* EXERCISE TASK:
Give the count of lines containing the string "Contact", with no other output.

Dataset records:
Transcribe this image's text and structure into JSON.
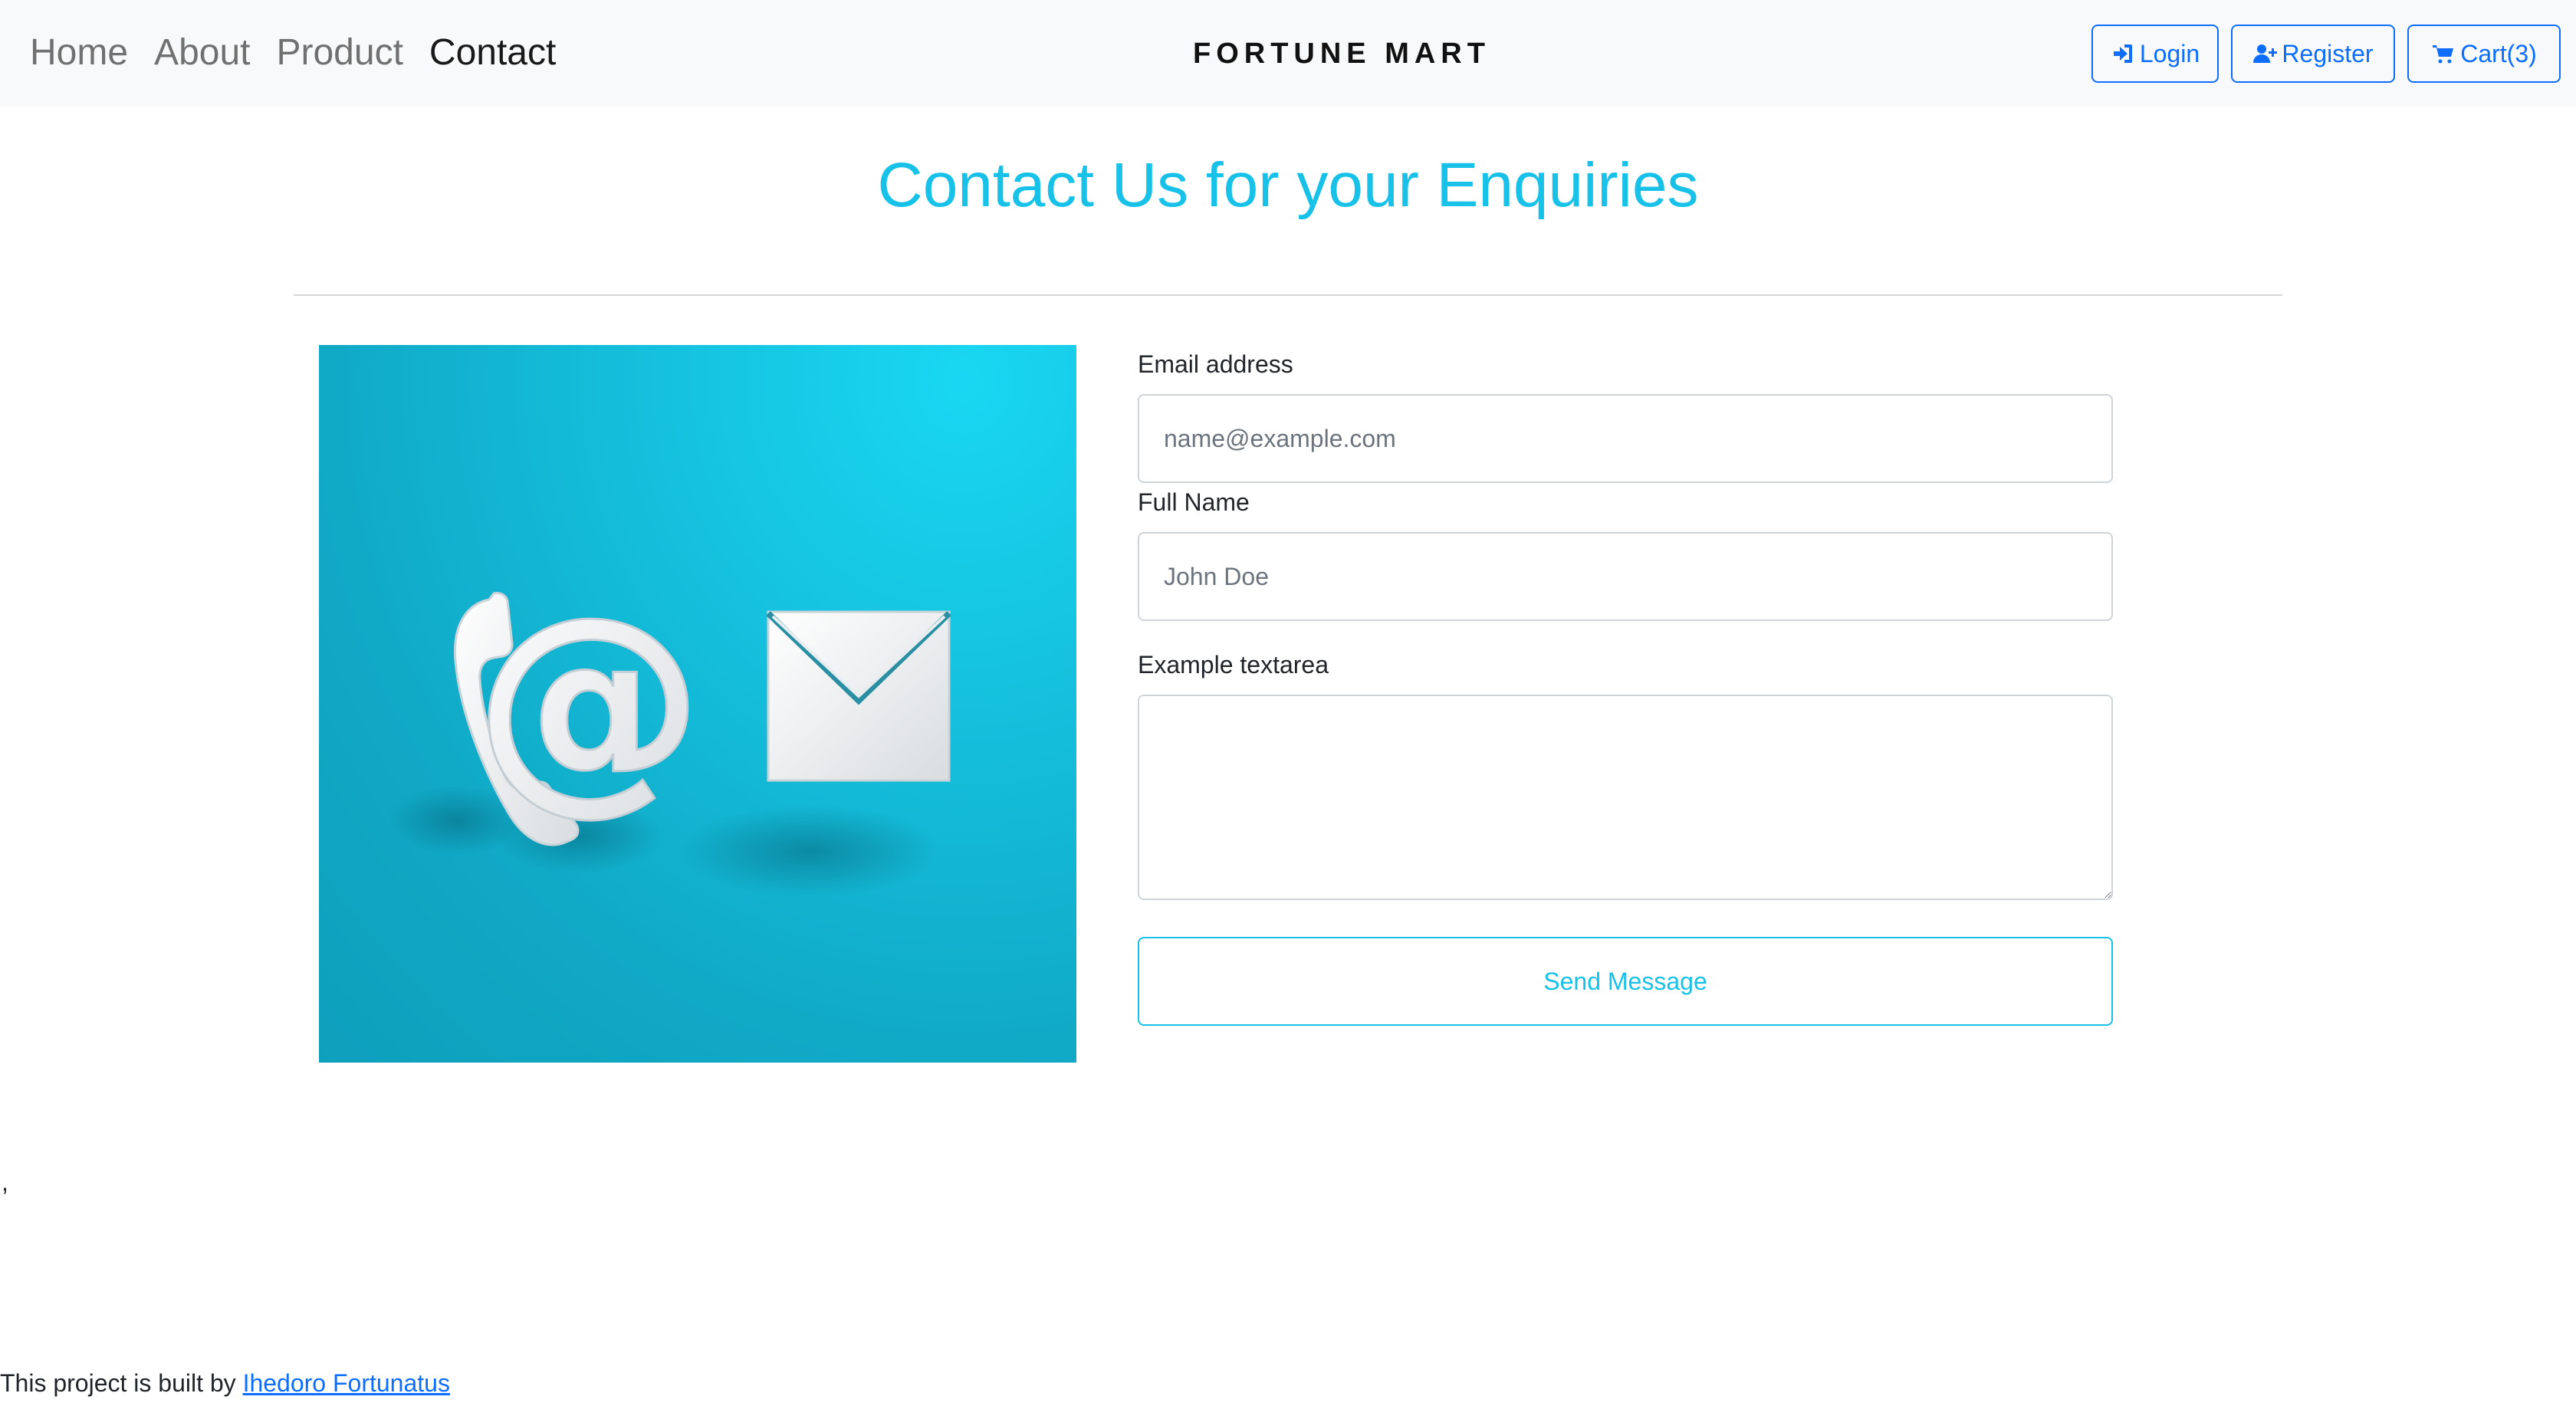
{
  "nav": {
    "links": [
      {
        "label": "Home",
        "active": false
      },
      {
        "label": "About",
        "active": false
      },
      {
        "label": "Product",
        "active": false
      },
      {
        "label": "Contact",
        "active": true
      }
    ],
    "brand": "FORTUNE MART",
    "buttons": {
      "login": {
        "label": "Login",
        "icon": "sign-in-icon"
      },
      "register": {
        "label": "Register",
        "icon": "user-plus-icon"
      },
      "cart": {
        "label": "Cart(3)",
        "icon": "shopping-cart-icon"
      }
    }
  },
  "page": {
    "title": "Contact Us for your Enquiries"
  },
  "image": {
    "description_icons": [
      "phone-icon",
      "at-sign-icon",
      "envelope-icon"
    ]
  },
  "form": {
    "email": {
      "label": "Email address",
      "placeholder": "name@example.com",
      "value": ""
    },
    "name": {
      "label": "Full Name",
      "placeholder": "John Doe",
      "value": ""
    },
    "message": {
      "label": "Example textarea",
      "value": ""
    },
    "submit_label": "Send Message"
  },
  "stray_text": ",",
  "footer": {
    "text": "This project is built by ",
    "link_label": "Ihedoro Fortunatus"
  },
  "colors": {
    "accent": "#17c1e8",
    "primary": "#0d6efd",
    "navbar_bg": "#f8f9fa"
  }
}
* * *
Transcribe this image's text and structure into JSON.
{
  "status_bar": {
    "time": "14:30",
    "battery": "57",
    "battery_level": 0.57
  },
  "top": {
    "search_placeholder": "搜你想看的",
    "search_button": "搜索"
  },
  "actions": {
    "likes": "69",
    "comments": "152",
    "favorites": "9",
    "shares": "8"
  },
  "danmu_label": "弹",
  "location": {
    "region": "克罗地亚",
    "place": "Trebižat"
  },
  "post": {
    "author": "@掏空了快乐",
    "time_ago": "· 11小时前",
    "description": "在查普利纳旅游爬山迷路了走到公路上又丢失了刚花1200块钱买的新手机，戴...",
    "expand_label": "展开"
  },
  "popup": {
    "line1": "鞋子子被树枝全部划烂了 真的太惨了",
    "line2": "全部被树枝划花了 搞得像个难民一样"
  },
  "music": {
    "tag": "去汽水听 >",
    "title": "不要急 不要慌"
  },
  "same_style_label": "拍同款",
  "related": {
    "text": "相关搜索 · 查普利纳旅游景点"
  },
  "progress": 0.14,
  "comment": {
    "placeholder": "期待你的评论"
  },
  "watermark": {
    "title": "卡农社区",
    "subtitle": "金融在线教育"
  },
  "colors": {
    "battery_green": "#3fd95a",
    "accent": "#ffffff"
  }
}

* OUTPUT BELOW:
2